Give the data a second time, exactly and in full.

—————

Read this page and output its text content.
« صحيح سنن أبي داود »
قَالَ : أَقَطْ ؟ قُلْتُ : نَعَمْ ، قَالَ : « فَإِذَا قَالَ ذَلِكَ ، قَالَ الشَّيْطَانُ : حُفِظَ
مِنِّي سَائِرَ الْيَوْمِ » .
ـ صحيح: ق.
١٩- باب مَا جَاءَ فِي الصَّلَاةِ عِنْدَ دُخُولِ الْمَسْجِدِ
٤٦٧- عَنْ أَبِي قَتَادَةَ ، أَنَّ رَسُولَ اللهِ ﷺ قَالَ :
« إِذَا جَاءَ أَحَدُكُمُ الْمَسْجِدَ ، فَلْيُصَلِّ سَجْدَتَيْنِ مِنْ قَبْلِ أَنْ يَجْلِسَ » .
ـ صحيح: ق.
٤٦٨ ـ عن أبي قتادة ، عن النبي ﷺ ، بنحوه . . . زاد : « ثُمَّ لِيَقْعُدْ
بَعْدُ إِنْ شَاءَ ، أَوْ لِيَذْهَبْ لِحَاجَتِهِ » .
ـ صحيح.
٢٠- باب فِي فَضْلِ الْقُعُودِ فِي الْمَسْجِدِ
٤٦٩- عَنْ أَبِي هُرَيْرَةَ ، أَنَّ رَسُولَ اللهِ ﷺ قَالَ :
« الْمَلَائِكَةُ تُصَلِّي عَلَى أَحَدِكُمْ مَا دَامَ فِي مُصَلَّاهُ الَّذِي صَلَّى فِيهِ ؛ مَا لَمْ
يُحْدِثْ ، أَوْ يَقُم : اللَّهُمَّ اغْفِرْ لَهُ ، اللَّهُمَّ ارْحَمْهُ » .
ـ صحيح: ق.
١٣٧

—————

SOLUTION TO THE PROBLEM:
Read this page and output its text content.
« صحيح سنن أبي داود »
قَالَ : أَقَطْ ؟ قُلْتُ : نَعَمْ ، قَالَ : « فَإِذَا قَالَ ذَلِكَ ، قَالَ الشَّيْطَانُ : حُفِظَ
مِنِّي سَائِرَ الْيَوْمِ » .
ـ صحيح: ق.
١٩- باب مَا جَاءَ فِي الصَّلَاةِ عِنْدَ دُخُولِ الْمَسْجِدِ
٤٦٧- عَنْ أَبِي قَتَادَةَ ، أَنَّ رَسُولَ اللهِ ﷺ قَالَ :
« إِذَا جَاءَ أَحَدُكُمُ الْمَسْجِدَ ، فَلْيُصَلِّ سَجْدَتَيْنِ مِنْ قَبْلِ أَنْ يَجْلِسَ » .
ـ صحيح: ق.
٤٦٨ ـ عن أبي قتادة ، عن النبي ﷺ ، بنحوه . . . زاد : « ثُمَّ لِيَقْعُدْ
بَعْدُ إِنْ شَاءَ ، أَوْ لِيَذْهَبْ لِحَاجَتِهِ » .
ـ صحيح.
٢٠- باب فِي فَضْلِ الْقُعُودِ فِي الْمَسْجِدِ
٤٦٩- عَنْ أَبِي هُرَيْرَةَ ، أَنَّ رَسُولَ اللهِ ﷺ قَالَ :
« الْمَلَائِكَةُ تُصَلِّي عَلَى أَحَدِكُمْ مَا دَامَ فِي مُصَلَّاهُ الَّذِي صَلَّى فِيهِ ؛ مَا لَمْ
يُحْدِثْ ، أَوْ يَقُم : اللَّهُمَّ اغْفِرْ لَهُ ، اللَّهُمَّ ارْحَمْهُ » .
ـ صحيح: ق.
١٣٧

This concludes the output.